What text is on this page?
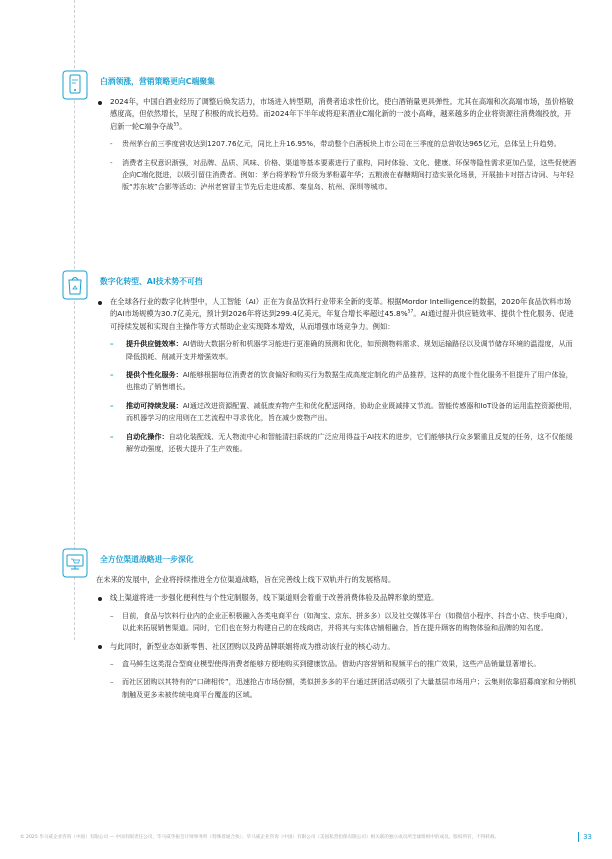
白酒领涨，营销策略更向C端聚集
2024年，中国白酒业经历了调整后焕发活力，市场进入转型期，消费者追求性价比，使白酒销量更具弹性。尤其在高端和次高端市场，虽价格敏感度高，但依然增长，呈现了积极的成长趋势。而2024年下半年或将迎来酒业C端化新的一波小高峰，越来越多的企业将资源往消费端投放，开启新一轮C端争夺战$^{55}$。
- 贵州茅台前三季度营收达到1207.76亿元，同比上升16.95%，带动整个白酒板块上市公司在三季度的总营收达965亿元，总体呈上升趋势。
- 消费者主权意识渐强，对品牌、品质、风味、价格、渠道等基本要素进行了重构，同时体验、文化、健康、环保等隐性需求更加凸显，这些促使酒企向C端化挺进，以吸引留住消费者。例如：茅台将茅粉节升级为茅粉嘉年华；五粮液在春糖期间打造实景化场景，开展抽卡对搭古诗词、与年轻版“苏东坡”合影等活动；泸州老窖冒主节先后走进成都、秦皇岛、杭州、深圳等城市。
数字化转型、AI技术势不可挡
在全球各行业的数字化转型中，人工智能（AI）正在为食品饮料行业带来全新的变革。根据Mordor Intelligence的数据，2020年食品饮料市场的AI市场规模为30.7亿美元，预计到2026年将达到299.4亿美元，年复合增长率超过45.8%$^{57}$。AI通过提升供应链效率、提供个性化服务、促进可持续发展和实现自主操作等方式帮助企业实现降本增效，从而增强市场竞争力。例如：
– 提升供应链效率：AI借助大数据分析和机器学习能进行更准确的预测和优化，如预测物料需求、规划运输路径以及调节储存环境的温湿度，从而降低损耗、削减开支并增强效率。
– 提供个性化服务：AI能够根据每位消费者的饮食偏好和购买行为数据生成高度定制化的产品推荐，这样的高度个性化服务不但提升了用户体验，也推动了销售增长。
– 推动可持续发展：AI通过改进资源配置、减低废弃物产生和优化配送网络，协助企业既减排又节流。智能传感器和IoT设备的运用监控资源使用，而机器学习的应用则在工艺流程中寻求优化，旨在减少废物产出。
– 自动化操作：自动化装配线、无人物流中心和智能清扫系统的广泛应用得益于AI技术的进步，它们能够执行众多繁重且反复的任务，这不仅能缓解劳动强度，还极大提升了生产效能。
全方位渠道战略进一步深化
在未来的发展中，企业将持续推进全方位渠道战略，旨在完善线上线下双轨并行的发展格局。
线上渠道将进一步强化便利性与个性定制服务，线下渠道则会着重于改善消费体验及品牌形象的塑造。
– 目前，食品与饮料行业内的企业正积极融入各类电商平台（如淘宝、京东、拼多多）以及社交媒体平台（如微信小程序、抖音小店、快手电商），以此来拓展销售渠道。同时，它们也在努力构建自己的在线商店，并将其与实体店铺相融合，旨在提升顾客的购物体验和品牌的知名度。
与此同时，新型业态如新零售、社区团购以及跨品牌联姻将成为推动该行业的核心动力。
– 盒马鲜生这类混合型商业模型使得消费者能够方便地购买到健康饮品。借助内容营销和视频平台的推广效果，这些产品销量显著增长。
– 而社区团购以其特有的“口碑相传”，迅速抢占市场份额，类似拼多多的平台通过拼团活动吸引了大量基层市场用户；云集则依靠招募商家和分销机制触及更多未被传统电商平台覆盖的区域。
© 2025 毕马威企业咨询（中国）有限公司 — 中国有限责任公司，毕马威华振会计师事务所（特殊普通合伙）、毕马威企业咨询（中国）有限公司（美国私营担保有限公司）相关联的独立成员所全球组织中的成员。版权所有，不得转载。	33
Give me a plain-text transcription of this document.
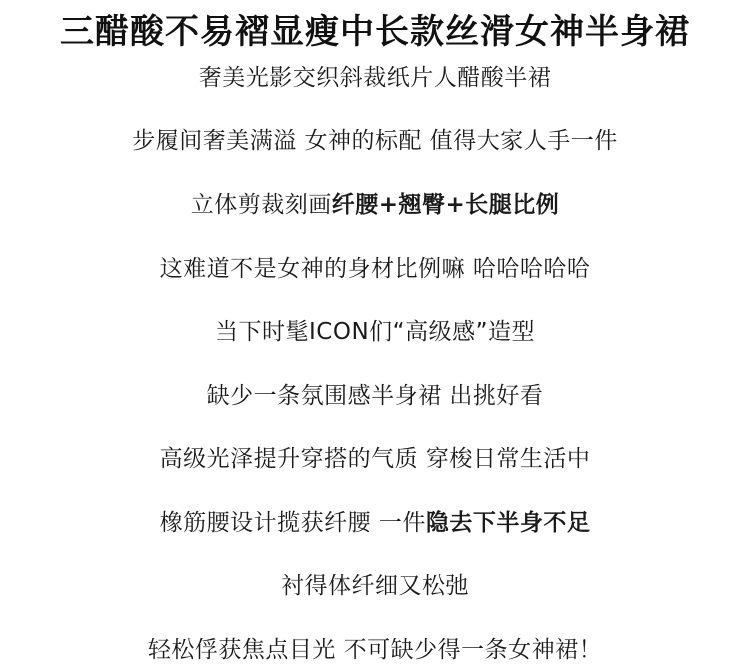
三醋酸不易褶显瘦中长款丝滑女神半身裙
奢美光影交织斜裁纸片人醋酸半裙
步履间奢美满溢 女神的标配 值得大家人手一件
立体剪裁刻画纤腰+翘臀+长腿比例
这难道不是女神的身材比例嘛 哈哈哈哈哈
当下时髦ICON们“高级感”造型
缺少一条氛围感半身裙 出挑好看
高级光泽提升穿搭的气质 穿梭日常生活中
橡筋腰设计揽获纤腰 一件隐去下半身不足
衬得体纤细又松弛
轻松俘获焦点目光 不可缺少得一条女神裙！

# # #

| Problem description |
Each line that contains the string "text" counts once; say how many there are and nothing else.

| Correct answer |
2